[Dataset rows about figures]

+++

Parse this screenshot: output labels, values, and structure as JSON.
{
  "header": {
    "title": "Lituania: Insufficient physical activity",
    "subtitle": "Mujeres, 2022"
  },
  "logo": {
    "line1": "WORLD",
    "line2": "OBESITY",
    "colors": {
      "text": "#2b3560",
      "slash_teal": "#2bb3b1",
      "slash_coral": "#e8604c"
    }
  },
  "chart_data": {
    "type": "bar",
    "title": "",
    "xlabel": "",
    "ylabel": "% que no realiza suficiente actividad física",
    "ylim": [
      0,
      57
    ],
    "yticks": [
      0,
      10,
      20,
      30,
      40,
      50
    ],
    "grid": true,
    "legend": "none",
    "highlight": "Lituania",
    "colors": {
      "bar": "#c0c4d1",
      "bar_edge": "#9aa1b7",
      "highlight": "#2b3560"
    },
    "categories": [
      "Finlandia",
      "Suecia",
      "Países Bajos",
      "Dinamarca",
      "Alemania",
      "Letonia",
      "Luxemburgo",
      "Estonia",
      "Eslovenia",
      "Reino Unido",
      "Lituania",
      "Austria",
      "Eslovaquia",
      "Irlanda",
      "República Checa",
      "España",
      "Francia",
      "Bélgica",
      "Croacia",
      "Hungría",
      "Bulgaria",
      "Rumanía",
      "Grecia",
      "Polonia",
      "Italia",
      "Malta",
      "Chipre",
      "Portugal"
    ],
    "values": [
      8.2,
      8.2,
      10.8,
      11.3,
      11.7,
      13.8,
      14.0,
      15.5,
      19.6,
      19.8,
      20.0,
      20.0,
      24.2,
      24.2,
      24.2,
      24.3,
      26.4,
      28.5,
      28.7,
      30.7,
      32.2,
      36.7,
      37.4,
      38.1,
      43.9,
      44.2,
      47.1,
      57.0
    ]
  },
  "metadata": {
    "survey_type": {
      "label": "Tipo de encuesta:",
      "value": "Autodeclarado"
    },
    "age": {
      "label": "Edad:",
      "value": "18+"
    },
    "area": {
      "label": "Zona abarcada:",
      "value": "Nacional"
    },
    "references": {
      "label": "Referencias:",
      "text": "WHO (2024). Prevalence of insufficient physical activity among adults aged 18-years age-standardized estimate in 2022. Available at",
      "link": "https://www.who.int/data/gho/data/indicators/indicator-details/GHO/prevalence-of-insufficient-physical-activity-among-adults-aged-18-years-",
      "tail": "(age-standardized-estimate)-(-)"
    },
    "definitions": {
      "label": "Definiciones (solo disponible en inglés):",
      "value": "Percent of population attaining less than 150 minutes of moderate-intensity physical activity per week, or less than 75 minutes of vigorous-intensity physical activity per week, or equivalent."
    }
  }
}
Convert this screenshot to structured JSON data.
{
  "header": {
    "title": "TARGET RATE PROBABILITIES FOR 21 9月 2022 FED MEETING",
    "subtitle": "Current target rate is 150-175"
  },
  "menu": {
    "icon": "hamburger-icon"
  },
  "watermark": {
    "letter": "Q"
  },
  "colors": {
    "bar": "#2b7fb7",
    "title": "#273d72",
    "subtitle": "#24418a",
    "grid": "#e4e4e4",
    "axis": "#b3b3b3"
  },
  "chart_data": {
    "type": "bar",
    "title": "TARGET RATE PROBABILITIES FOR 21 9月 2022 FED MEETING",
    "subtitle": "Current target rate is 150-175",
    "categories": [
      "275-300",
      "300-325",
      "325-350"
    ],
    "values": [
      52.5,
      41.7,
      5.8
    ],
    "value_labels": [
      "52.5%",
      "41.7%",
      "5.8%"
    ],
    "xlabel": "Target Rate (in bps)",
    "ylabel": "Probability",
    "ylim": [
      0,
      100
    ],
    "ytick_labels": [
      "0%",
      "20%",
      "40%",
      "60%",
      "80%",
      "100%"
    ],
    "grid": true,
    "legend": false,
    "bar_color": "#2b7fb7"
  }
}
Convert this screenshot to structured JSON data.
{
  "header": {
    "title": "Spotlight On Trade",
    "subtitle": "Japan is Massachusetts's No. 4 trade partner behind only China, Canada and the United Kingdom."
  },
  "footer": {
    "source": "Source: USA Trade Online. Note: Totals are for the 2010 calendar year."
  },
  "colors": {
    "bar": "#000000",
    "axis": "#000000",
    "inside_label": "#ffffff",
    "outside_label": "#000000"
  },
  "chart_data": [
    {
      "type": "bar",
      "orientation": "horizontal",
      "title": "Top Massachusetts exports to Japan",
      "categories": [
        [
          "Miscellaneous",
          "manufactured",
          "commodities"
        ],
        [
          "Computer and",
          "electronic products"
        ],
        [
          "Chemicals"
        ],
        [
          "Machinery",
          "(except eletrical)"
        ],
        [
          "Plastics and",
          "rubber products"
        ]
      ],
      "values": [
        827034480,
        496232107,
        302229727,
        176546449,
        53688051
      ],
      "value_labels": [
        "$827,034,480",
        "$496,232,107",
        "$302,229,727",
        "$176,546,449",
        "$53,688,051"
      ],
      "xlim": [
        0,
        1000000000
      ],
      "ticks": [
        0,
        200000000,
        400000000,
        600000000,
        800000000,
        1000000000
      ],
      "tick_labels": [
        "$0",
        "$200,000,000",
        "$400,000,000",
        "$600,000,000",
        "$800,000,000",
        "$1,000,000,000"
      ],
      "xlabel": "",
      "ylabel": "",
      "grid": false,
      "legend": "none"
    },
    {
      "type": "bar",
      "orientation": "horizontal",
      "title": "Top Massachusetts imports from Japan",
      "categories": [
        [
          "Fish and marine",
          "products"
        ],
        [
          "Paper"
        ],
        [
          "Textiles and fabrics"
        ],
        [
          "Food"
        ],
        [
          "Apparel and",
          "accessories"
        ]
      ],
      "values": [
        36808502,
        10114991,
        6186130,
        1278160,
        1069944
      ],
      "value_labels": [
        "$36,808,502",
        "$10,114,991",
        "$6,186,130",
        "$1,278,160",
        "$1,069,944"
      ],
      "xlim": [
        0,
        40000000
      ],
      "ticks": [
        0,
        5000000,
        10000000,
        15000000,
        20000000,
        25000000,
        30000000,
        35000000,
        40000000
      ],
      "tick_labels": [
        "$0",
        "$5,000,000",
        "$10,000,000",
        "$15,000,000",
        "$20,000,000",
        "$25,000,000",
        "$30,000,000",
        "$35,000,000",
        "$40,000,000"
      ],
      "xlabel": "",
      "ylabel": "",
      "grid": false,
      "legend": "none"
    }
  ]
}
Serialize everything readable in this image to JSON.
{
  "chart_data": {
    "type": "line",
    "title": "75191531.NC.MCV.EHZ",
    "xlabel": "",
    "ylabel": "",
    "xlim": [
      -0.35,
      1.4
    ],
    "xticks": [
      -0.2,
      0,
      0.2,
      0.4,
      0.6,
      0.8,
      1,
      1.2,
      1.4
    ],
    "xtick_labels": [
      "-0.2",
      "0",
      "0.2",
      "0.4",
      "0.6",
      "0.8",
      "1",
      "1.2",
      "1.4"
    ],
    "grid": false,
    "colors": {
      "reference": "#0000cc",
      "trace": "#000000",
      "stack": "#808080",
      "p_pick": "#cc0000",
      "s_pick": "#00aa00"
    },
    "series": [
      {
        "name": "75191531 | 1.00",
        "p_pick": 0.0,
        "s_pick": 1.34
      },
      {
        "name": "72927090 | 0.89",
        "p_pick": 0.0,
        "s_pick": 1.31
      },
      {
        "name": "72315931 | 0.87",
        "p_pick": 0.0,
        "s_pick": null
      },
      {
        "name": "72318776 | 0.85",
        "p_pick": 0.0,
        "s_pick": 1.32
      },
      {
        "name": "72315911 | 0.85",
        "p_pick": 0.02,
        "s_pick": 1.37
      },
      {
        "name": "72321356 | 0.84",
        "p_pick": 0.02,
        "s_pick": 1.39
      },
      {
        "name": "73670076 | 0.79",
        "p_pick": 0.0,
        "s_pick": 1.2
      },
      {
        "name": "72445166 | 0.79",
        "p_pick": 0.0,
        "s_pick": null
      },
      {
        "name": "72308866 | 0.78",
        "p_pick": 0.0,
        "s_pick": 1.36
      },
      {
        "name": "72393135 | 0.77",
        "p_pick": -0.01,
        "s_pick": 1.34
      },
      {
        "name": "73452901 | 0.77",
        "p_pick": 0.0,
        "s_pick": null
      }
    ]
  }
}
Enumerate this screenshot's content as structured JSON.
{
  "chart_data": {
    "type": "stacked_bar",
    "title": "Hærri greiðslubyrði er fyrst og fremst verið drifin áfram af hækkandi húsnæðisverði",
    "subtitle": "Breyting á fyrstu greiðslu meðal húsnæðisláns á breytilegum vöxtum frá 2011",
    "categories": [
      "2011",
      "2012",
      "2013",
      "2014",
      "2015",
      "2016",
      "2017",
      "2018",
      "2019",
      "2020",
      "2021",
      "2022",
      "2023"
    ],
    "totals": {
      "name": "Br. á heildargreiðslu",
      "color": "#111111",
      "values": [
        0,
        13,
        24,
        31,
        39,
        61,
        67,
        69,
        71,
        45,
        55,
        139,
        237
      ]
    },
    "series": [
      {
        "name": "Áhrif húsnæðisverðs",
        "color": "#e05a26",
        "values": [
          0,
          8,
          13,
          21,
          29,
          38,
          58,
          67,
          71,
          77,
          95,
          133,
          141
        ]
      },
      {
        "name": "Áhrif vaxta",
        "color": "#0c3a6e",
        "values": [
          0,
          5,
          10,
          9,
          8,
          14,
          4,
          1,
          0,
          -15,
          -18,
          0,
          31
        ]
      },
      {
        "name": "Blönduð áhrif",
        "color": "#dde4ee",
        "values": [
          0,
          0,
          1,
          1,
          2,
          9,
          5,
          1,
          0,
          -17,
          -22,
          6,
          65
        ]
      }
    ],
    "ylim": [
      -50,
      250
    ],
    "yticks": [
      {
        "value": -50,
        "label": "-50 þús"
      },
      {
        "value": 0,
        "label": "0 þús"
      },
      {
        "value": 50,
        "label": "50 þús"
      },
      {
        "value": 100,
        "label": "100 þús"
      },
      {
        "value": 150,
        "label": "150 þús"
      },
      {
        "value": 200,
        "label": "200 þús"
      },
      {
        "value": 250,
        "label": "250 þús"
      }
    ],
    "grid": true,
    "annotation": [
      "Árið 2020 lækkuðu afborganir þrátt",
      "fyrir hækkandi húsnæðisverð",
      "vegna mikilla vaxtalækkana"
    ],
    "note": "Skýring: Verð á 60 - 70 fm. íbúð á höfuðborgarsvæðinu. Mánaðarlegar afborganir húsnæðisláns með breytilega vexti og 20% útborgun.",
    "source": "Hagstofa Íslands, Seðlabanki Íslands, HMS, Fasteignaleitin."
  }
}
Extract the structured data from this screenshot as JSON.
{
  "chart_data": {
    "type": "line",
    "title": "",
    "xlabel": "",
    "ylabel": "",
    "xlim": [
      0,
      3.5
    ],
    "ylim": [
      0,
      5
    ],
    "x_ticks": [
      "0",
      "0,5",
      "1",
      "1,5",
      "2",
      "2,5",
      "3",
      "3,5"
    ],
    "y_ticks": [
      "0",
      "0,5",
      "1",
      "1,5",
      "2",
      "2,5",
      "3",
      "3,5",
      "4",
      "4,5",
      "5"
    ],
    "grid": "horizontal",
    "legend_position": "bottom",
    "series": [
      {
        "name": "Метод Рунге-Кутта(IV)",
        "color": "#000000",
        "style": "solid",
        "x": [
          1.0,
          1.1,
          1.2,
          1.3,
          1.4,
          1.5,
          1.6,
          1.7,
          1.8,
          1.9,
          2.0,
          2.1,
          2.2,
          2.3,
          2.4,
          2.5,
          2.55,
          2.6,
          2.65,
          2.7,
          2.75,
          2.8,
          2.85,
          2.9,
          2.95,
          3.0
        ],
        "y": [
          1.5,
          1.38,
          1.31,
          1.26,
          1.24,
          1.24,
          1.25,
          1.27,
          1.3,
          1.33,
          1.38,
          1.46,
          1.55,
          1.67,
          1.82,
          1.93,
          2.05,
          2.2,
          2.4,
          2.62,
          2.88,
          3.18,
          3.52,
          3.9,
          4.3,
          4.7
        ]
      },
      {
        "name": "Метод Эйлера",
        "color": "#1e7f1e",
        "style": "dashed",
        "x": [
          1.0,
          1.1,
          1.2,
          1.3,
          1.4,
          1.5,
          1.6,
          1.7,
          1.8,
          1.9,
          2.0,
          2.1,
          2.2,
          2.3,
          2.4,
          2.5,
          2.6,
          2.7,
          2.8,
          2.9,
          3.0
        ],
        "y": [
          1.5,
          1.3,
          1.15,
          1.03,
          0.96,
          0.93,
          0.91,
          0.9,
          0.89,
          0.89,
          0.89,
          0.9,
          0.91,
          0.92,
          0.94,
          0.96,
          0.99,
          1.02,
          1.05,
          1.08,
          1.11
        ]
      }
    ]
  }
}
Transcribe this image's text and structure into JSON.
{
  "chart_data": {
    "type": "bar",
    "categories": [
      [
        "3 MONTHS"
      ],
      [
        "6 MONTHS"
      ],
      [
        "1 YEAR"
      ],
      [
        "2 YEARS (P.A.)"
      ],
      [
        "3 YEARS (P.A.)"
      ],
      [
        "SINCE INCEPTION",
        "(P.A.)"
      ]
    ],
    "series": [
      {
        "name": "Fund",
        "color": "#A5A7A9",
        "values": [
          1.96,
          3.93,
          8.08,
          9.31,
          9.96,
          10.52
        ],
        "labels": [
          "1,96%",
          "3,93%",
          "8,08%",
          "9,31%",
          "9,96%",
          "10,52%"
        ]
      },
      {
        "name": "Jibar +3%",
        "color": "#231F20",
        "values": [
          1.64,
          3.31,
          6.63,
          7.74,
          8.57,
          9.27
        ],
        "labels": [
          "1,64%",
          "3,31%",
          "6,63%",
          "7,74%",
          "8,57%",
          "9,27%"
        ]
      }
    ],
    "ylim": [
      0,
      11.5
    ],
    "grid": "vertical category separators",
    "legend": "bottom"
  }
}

+++

Identify each line in the entries with the word "afborganir" and copy it.

EXERCISE OUTPUT:
      "Árið 2020 lækkuðu afborganir þrátt",
    "note": "Skýring: Verð á 60 - 70 fm. íbúð á höfuðborgarsvæðinu. Mánaðarlegar afborganir húsnæðisláns með breytilega vexti og 20% útborgun.",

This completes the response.